• **OBJECTIVE**
Take the entries below and reproduce them word for word.

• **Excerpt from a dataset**
-=-=-=-=-

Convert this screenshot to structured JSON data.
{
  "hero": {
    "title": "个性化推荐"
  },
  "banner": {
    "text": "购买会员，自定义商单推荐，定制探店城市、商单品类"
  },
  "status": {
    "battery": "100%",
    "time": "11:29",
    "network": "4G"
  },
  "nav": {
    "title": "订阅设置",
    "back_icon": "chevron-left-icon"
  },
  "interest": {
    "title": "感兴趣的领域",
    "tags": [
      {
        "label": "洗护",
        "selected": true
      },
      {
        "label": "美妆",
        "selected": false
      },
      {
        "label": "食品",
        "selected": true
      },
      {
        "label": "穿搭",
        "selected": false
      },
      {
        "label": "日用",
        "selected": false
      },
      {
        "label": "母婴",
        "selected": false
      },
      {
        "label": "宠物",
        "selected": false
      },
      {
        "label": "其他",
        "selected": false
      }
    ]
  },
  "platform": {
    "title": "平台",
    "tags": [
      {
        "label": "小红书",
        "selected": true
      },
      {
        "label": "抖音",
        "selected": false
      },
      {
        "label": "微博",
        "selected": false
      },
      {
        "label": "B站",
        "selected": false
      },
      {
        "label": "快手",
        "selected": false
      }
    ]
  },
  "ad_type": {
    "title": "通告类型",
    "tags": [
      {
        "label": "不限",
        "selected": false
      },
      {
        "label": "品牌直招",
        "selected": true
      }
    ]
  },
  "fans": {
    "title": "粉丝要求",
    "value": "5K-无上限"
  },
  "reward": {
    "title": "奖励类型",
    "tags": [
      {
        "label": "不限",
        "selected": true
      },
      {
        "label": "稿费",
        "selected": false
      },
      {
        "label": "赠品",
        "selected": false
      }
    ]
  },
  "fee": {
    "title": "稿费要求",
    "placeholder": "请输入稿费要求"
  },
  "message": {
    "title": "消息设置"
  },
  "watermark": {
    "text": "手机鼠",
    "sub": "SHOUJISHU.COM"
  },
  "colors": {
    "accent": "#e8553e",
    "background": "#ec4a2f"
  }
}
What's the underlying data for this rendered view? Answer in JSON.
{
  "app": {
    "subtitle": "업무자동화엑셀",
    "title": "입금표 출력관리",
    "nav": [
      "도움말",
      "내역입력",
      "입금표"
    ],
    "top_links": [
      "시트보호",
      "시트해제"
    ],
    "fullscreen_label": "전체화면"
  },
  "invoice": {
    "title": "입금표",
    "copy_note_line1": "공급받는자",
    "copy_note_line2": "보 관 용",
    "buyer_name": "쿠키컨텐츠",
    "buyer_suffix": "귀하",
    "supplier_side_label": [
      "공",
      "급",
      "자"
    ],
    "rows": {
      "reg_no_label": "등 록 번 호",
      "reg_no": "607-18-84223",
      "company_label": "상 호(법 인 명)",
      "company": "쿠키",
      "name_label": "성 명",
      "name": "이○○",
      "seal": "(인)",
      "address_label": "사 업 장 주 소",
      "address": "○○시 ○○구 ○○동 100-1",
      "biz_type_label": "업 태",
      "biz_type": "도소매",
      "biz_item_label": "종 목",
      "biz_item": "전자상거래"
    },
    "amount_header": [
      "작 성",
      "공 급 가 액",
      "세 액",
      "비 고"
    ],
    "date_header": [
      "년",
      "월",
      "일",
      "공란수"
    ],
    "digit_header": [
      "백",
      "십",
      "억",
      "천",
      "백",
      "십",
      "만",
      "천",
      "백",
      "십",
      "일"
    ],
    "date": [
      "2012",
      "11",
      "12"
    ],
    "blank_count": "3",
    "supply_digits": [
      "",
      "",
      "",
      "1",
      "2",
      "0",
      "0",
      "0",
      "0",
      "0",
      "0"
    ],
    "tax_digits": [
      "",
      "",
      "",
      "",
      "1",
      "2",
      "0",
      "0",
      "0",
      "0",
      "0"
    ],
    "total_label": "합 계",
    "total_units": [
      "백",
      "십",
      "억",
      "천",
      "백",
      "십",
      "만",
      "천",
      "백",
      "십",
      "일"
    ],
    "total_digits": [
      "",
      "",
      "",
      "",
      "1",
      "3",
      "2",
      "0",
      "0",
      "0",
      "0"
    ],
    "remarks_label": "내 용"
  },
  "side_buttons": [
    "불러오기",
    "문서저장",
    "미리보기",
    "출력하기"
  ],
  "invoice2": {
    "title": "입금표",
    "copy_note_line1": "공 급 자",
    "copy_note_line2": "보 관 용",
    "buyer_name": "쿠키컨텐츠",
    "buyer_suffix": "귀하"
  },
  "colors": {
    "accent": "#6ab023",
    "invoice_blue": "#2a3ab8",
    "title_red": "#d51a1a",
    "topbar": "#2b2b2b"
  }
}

-=-=-=-=-

• **OUTPUT BELOW**
Convert this screenshot to structured JSON data.
{
  "hero": {
    "title": "个性化推荐"
  },
  "banner": {
    "text": "购买会员，自定义商单推荐，定制探店城市、商单品类"
  },
  "status": {
    "battery": "100%",
    "time": "11:29",
    "network": "4G"
  },
  "nav": {
    "title": "订阅设置",
    "back_icon": "chevron-left-icon"
  },
  "interest": {
    "title": "感兴趣的领域",
    "tags": [
      {
        "label": "洗护",
        "selected": true
      },
      {
        "label": "美妆",
        "selected": false
      },
      {
        "label": "食品",
        "selected": true
      },
      {
        "label": "穿搭",
        "selected": false
      },
      {
        "label": "日用",
        "selected": false
      },
      {
        "label": "母婴",
        "selected": false
      },
      {
        "label": "宠物",
        "selected": false
      },
      {
        "label": "其他",
        "selected": false
      }
    ]
  },
  "platform": {
    "title": "平台",
    "tags": [
      {
        "label": "小红书",
        "selected": true
      },
      {
        "label": "抖音",
        "selected": false
      },
      {
        "label": "微博",
        "selected": false
      },
      {
        "label": "B站",
        "selected": false
      },
      {
        "label": "快手",
        "selected": false
      }
    ]
  },
  "ad_type": {
    "title": "通告类型",
    "tags": [
      {
        "label": "不限",
        "selected": false
      },
      {
        "label": "品牌直招",
        "selected": true
      }
    ]
  },
  "fans": {
    "title": "粉丝要求",
    "value": "5K-无上限"
  },
  "reward": {
    "title": "奖励类型",
    "tags": [
      {
        "label": "不限",
        "selected": true
      },
      {
        "label": "稿费",
        "selected": false
      },
      {
        "label": "赠品",
        "selected": false
      }
    ]
  },
  "fee": {
    "title": "稿费要求",
    "placeholder": "请输入稿费要求"
  },
  "message": {
    "title": "消息设置"
  },
  "watermark": {
    "text": "手机鼠",
    "sub": "SHOUJISHU.COM"
  },
  "colors": {
    "accent": "#e8553e",
    "background": "#ec4a2f"
  }
}
What's the underlying data for this rendered view? Answer in JSON.
{
  "app": {
    "subtitle": "업무자동화엑셀",
    "title": "입금표 출력관리",
    "nav": [
      "도움말",
      "내역입력",
      "입금표"
    ],
    "top_links": [
      "시트보호",
      "시트해제"
    ],
    "fullscreen_label": "전체화면"
  },
  "invoice": {
    "title": "입금표",
    "copy_note_line1": "공급받는자",
    "copy_note_line2": "보 관 용",
    "buyer_name": "쿠키컨텐츠",
    "buyer_suffix": "귀하",
    "supplier_side_label": [
      "공",
      "급",
      "자"
    ],
    "rows": {
      "reg_no_label": "등 록 번 호",
      "reg_no": "607-18-84223",
      "company_label": "상 호(법 인 명)",
      "company": "쿠키",
      "name_label": "성 명",
      "name": "이○○",
      "seal": "(인)",
      "address_label": "사 업 장 주 소",
      "address": "○○시 ○○구 ○○동 100-1",
      "biz_type_label": "업 태",
      "biz_type": "도소매",
      "biz_item_label": "종 목",
      "biz_item": "전자상거래"
    },
    "amount_header": [
      "작 성",
      "공 급 가 액",
      "세 액",
      "비 고"
    ],
    "date_header": [
      "년",
      "월",
      "일",
      "공란수"
    ],
    "digit_header": [
      "백",
      "십",
      "억",
      "천",
      "백",
      "십",
      "만",
      "천",
      "백",
      "십",
      "일"
    ],
    "date": [
      "2012",
      "11",
      "12"
    ],
    "blank_count": "3",
    "supply_digits": [
      "",
      "",
      "",
      "1",
      "2",
      "0",
      "0",
      "0",
      "0",
      "0",
      "0"
    ],
    "tax_digits": [
      "",
      "",
      "",
      "",
      "1",
      "2",
      "0",
      "0",
      "0",
      "0",
      "0"
    ],
    "total_label": "합 계",
    "total_units": [
      "백",
      "십",
      "억",
      "천",
      "백",
      "십",
      "만",
      "천",
      "백",
      "십",
      "일"
    ],
    "total_digits": [
      "",
      "",
      "",
      "",
      "1",
      "3",
      "2",
      "0",
      "0",
      "0",
      "0"
    ],
    "remarks_label": "내 용"
  },
  "side_buttons": [
    "불러오기",
    "문서저장",
    "미리보기",
    "출력하기"
  ],
  "invoice2": {
    "title": "입금표",
    "copy_note_line1": "공 급 자",
    "copy_note_line2": "보 관 용",
    "buyer_name": "쿠키컨텐츠",
    "buyer_suffix": "귀하"
  },
  "colors": {
    "accent": "#6ab023",
    "invoice_blue": "#2a3ab8",
    "title_red": "#d51a1a",
    "topbar": "#2b2b2b"
  }
}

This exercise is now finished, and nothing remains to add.